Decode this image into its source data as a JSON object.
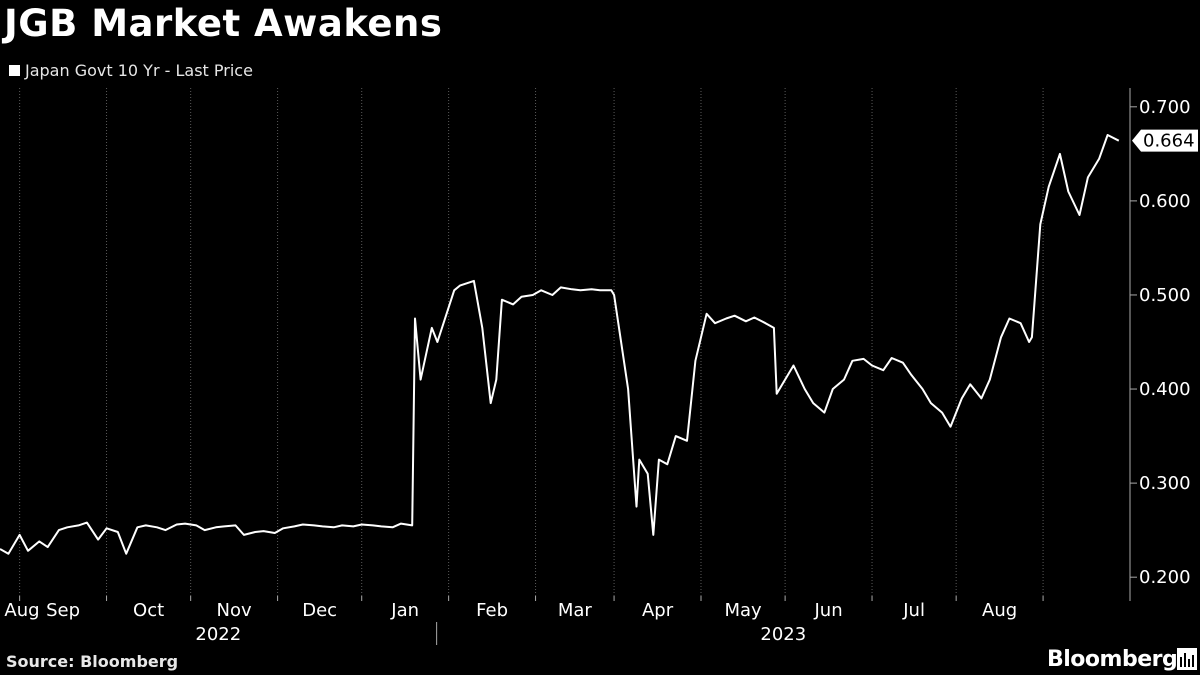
{
  "header": {
    "title": "JGB Market Awakens"
  },
  "footer": {
    "source": "Source: Bloomberg",
    "brand": "Bloomberg",
    "brand_icon": "bloomberg-terminal-icon"
  },
  "colors": {
    "background": "#000000",
    "line": "#ffffff",
    "grid": "#5a5a5a",
    "text": "#ffffff"
  },
  "chart_data": {
    "type": "line",
    "title": "JGB Market Awakens",
    "legend": "top-left",
    "grid": true,
    "series": [
      {
        "name": "Japan Govt 10 Yr - Last Price",
        "x": [
          "2022-07-25",
          "2022-07-28",
          "2022-08-01",
          "2022-08-04",
          "2022-08-08",
          "2022-08-11",
          "2022-08-15",
          "2022-08-18",
          "2022-08-22",
          "2022-08-25",
          "2022-08-29",
          "2022-09-01",
          "2022-09-05",
          "2022-09-08",
          "2022-09-12",
          "2022-09-15",
          "2022-09-19",
          "2022-09-22",
          "2022-09-26",
          "2022-09-29",
          "2022-10-03",
          "2022-10-06",
          "2022-10-10",
          "2022-10-13",
          "2022-10-17",
          "2022-10-20",
          "2022-10-24",
          "2022-10-27",
          "2022-10-31",
          "2022-11-03",
          "2022-11-07",
          "2022-11-10",
          "2022-11-14",
          "2022-11-17",
          "2022-11-21",
          "2022-11-24",
          "2022-11-28",
          "2022-12-01",
          "2022-12-05",
          "2022-12-08",
          "2022-12-12",
          "2022-12-15",
          "2022-12-19",
          "2022-12-20",
          "2022-12-22",
          "2022-12-26",
          "2022-12-28",
          "2023-01-03",
          "2023-01-05",
          "2023-01-10",
          "2023-01-13",
          "2023-01-16",
          "2023-01-18",
          "2023-01-20",
          "2023-01-24",
          "2023-01-27",
          "2023-01-31",
          "2023-02-03",
          "2023-02-07",
          "2023-02-10",
          "2023-02-14",
          "2023-02-17",
          "2023-02-21",
          "2023-02-24",
          "2023-02-28",
          "2023-03-01",
          "2023-03-06",
          "2023-03-09",
          "2023-03-10",
          "2023-03-13",
          "2023-03-15",
          "2023-03-17",
          "2023-03-20",
          "2023-03-23",
          "2023-03-27",
          "2023-03-30",
          "2023-04-03",
          "2023-04-06",
          "2023-04-10",
          "2023-04-13",
          "2023-04-17",
          "2023-04-20",
          "2023-04-24",
          "2023-04-27",
          "2023-04-28",
          "2023-05-01",
          "2023-05-04",
          "2023-05-08",
          "2023-05-11",
          "2023-05-15",
          "2023-05-18",
          "2023-05-22",
          "2023-05-25",
          "2023-05-29",
          "2023-06-01",
          "2023-06-05",
          "2023-06-08",
          "2023-06-12",
          "2023-06-15",
          "2023-06-19",
          "2023-06-22",
          "2023-06-26",
          "2023-06-29",
          "2023-07-03",
          "2023-07-06",
          "2023-07-10",
          "2023-07-13",
          "2023-07-17",
          "2023-07-20",
          "2023-07-24",
          "2023-07-27",
          "2023-07-28",
          "2023-07-31",
          "2023-08-03",
          "2023-08-07",
          "2023-08-10",
          "2023-08-14",
          "2023-08-17",
          "2023-08-21",
          "2023-08-24",
          "2023-08-28"
        ],
        "values": [
          0.23,
          0.225,
          0.245,
          0.228,
          0.238,
          0.232,
          0.25,
          0.253,
          0.255,
          0.258,
          0.24,
          0.252,
          0.248,
          0.225,
          0.253,
          0.255,
          0.253,
          0.25,
          0.256,
          0.257,
          0.255,
          0.25,
          0.253,
          0.254,
          0.255,
          0.245,
          0.248,
          0.249,
          0.247,
          0.252,
          0.254,
          0.256,
          0.255,
          0.254,
          0.253,
          0.255,
          0.254,
          0.256,
          0.255,
          0.254,
          0.253,
          0.257,
          0.255,
          0.475,
          0.41,
          0.465,
          0.45,
          0.505,
          0.51,
          0.515,
          0.465,
          0.385,
          0.41,
          0.495,
          0.49,
          0.498,
          0.5,
          0.505,
          0.5,
          0.508,
          0.506,
          0.505,
          0.506,
          0.505,
          0.505,
          0.5,
          0.4,
          0.275,
          0.325,
          0.31,
          0.245,
          0.325,
          0.32,
          0.35,
          0.345,
          0.43,
          0.48,
          0.47,
          0.475,
          0.478,
          0.472,
          0.476,
          0.47,
          0.465,
          0.395,
          0.41,
          0.425,
          0.4,
          0.385,
          0.375,
          0.4,
          0.41,
          0.43,
          0.432,
          0.425,
          0.42,
          0.433,
          0.428,
          0.415,
          0.4,
          0.385,
          0.375,
          0.36,
          0.39,
          0.405,
          0.39,
          0.41,
          0.455,
          0.475,
          0.47,
          0.45,
          0.455,
          0.575,
          0.615,
          0.65,
          0.61,
          0.585,
          0.625,
          0.645,
          0.67,
          0.664
        ],
        "last_value_label": "0.664"
      }
    ],
    "ylim": [
      0.18,
      0.72
    ],
    "y_ticks": [
      0.2,
      0.3,
      0.4,
      0.5,
      0.6,
      0.7
    ],
    "y_tick_labels": [
      "0.200",
      "0.300",
      "0.400",
      "0.500",
      "0.600",
      "0.700"
    ],
    "x_month_labels": [
      "Aug",
      "Sep",
      "Oct",
      "Nov",
      "Dec",
      "Jan",
      "Feb",
      "Mar",
      "Apr",
      "May",
      "Jun",
      "Jul",
      "Aug"
    ],
    "x_year_labels": [
      "2022",
      "2023"
    ],
    "xlim": [
      "2022-07-25",
      "2023-09-01"
    ]
  }
}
□ □ □ □ □
— Instructions to follow —
Copy out every line holding the string "Market".

— Exercise solution —
    "title": "JGB Market Awakens"
    "title": "JGB Market Awakens",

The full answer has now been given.